[Figure data in JSON]
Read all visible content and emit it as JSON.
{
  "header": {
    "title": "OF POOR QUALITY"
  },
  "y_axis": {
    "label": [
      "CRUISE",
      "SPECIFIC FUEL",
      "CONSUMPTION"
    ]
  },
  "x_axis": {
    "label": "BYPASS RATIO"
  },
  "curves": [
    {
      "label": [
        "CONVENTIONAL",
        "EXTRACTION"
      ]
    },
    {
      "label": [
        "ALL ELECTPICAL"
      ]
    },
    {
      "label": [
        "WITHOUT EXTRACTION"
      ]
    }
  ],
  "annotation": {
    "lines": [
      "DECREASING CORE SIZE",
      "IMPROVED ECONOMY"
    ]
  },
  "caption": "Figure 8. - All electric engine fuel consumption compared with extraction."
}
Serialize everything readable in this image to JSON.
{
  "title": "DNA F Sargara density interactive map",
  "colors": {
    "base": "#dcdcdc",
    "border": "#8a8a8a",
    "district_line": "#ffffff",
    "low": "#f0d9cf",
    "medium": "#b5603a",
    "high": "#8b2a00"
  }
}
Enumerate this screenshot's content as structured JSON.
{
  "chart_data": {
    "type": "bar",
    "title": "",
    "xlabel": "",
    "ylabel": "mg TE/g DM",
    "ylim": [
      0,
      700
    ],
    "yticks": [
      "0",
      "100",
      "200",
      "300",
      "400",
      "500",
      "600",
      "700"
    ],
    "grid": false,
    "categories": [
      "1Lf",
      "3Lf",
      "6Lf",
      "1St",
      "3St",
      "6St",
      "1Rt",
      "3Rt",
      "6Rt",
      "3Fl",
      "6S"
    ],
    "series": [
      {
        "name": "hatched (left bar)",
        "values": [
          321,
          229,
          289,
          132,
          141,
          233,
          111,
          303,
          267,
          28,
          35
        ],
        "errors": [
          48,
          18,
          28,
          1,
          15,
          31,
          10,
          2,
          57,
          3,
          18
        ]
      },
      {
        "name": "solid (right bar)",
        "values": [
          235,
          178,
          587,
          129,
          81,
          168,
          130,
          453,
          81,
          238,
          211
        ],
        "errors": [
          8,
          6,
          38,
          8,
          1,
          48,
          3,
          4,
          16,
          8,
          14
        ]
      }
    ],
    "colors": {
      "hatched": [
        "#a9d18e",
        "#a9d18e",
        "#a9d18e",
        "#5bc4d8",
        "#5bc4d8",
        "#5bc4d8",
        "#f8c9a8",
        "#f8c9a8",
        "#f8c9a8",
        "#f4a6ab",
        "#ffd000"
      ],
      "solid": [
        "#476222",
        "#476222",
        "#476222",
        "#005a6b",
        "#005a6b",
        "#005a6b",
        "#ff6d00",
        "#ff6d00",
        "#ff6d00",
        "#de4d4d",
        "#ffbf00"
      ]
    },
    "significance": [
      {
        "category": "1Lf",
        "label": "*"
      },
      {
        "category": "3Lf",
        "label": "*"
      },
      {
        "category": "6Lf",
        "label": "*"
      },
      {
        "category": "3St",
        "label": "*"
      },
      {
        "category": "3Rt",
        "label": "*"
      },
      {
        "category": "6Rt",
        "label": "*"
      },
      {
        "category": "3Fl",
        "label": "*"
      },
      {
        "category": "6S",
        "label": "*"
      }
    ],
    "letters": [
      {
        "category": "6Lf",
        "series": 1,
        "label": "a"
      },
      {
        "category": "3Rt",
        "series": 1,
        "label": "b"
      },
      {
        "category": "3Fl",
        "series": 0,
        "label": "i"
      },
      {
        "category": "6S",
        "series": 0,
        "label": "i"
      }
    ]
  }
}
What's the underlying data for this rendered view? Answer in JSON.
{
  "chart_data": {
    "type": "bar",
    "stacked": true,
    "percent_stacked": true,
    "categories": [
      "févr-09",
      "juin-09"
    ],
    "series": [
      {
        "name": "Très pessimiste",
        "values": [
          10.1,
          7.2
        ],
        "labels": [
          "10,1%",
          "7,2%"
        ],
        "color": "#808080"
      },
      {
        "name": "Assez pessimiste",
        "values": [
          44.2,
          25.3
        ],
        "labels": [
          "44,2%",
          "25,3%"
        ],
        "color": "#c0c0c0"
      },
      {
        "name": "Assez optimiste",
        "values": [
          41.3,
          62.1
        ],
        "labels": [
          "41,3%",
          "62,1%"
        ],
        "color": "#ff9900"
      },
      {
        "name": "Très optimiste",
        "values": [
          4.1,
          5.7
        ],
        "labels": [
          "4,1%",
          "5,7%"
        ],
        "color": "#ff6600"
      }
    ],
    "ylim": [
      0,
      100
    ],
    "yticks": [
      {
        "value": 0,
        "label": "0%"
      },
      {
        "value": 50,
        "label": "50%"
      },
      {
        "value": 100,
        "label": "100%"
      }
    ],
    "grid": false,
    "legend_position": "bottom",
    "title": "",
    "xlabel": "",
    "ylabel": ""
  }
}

BRIEF: Repeat all the entries exactly as given.

RESPONSE:
Read all visible content and emit it as JSON.
{
  "header": {
    "title": "OF POOR QUALITY"
  },
  "y_axis": {
    "label": [
      "CRUISE",
      "SPECIFIC FUEL",
      "CONSUMPTION"
    ]
  },
  "x_axis": {
    "label": "BYPASS RATIO"
  },
  "curves": [
    {
      "label": [
        "CONVENTIONAL",
        "EXTRACTION"
      ]
    },
    {
      "label": [
        "ALL ELECTPICAL"
      ]
    },
    {
      "label": [
        "WITHOUT EXTRACTION"
      ]
    }
  ],
  "annotation": {
    "lines": [
      "DECREASING CORE SIZE",
      "IMPROVED ECONOMY"
    ]
  },
  "caption": "Figure 8. - All electric engine fuel consumption compared with extraction."
}
Serialize everything readable in this image to JSON.
{
  "title": "DNA F Sargara density interactive map",
  "colors": {
    "base": "#dcdcdc",
    "border": "#8a8a8a",
    "district_line": "#ffffff",
    "low": "#f0d9cf",
    "medium": "#b5603a",
    "high": "#8b2a00"
  }
}
Enumerate this screenshot's content as structured JSON.
{
  "chart_data": {
    "type": "bar",
    "title": "",
    "xlabel": "",
    "ylabel": "mg TE/g DM",
    "ylim": [
      0,
      700
    ],
    "yticks": [
      "0",
      "100",
      "200",
      "300",
      "400",
      "500",
      "600",
      "700"
    ],
    "grid": false,
    "categories": [
      "1Lf",
      "3Lf",
      "6Lf",
      "1St",
      "3St",
      "6St",
      "1Rt",
      "3Rt",
      "6Rt",
      "3Fl",
      "6S"
    ],
    "series": [
      {
        "name": "hatched (left bar)",
        "values": [
          321,
          229,
          289,
          132,
          141,
          233,
          111,
          303,
          267,
          28,
          35
        ],
        "errors": [
          48,
          18,
          28,
          1,
          15,
          31,
          10,
          2,
          57,
          3,
          18
        ]
      },
      {
        "name": "solid (right bar)",
        "values": [
          235,
          178,
          587,
          129,
          81,
          168,
          130,
          453,
          81,
          238,
          211
        ],
        "errors": [
          8,
          6,
          38,
          8,
          1,
          48,
          3,
          4,
          16,
          8,
          14
        ]
      }
    ],
    "colors": {
      "hatched": [
        "#a9d18e",
        "#a9d18e",
        "#a9d18e",
        "#5bc4d8",
        "#5bc4d8",
        "#5bc4d8",
        "#f8c9a8",
        "#f8c9a8",
        "#f8c9a8",
        "#f4a6ab",
        "#ffd000"
      ],
      "solid": [
        "#476222",
        "#476222",
        "#476222",
        "#005a6b",
        "#005a6b",
        "#005a6b",
        "#ff6d00",
        "#ff6d00",
        "#ff6d00",
        "#de4d4d",
        "#ffbf00"
      ]
    },
    "significance": [
      {
        "category": "1Lf",
        "label": "*"
      },
      {
        "category": "3Lf",
        "label": "*"
      },
      {
        "category": "6Lf",
        "label": "*"
      },
      {
        "category": "3St",
        "label": "*"
      },
      {
        "category": "3Rt",
        "label": "*"
      },
      {
        "category": "6Rt",
        "label": "*"
      },
      {
        "category": "3Fl",
        "label": "*"
      },
      {
        "category": "6S",
        "label": "*"
      }
    ],
    "letters": [
      {
        "category": "6Lf",
        "series": 1,
        "label": "a"
      },
      {
        "category": "3Rt",
        "series": 1,
        "label": "b"
      },
      {
        "category": "3Fl",
        "series": 0,
        "label": "i"
      },
      {
        "category": "6S",
        "series": 0,
        "label": "i"
      }
    ]
  }
}
What's the underlying data for this rendered view? Answer in JSON.
{
  "chart_data": {
    "type": "bar",
    "stacked": true,
    "percent_stacked": true,
    "categories": [
      "févr-09",
      "juin-09"
    ],
    "series": [
      {
        "name": "Très pessimiste",
        "values": [
          10.1,
          7.2
        ],
        "labels": [
          "10,1%",
          "7,2%"
        ],
        "color": "#808080"
      },
      {
        "name": "Assez pessimiste",
        "values": [
          44.2,
          25.3
        ],
        "labels": [
          "44,2%",
          "25,3%"
        ],
        "color": "#c0c0c0"
      },
      {
        "name": "Assez optimiste",
        "values": [
          41.3,
          62.1
        ],
        "labels": [
          "41,3%",
          "62,1%"
        ],
        "color": "#ff9900"
      },
      {
        "name": "Très optimiste",
        "values": [
          4.1,
          5.7
        ],
        "labels": [
          "4,1%",
          "5,7%"
        ],
        "color": "#ff6600"
      }
    ],
    "ylim": [
      0,
      100
    ],
    "yticks": [
      {
        "value": 0,
        "label": "0%"
      },
      {
        "value": 50,
        "label": "50%"
      },
      {
        "value": 100,
        "label": "100%"
      }
    ],
    "grid": false,
    "legend_position": "bottom",
    "title": "",
    "xlabel": "",
    "ylabel": ""
  }
}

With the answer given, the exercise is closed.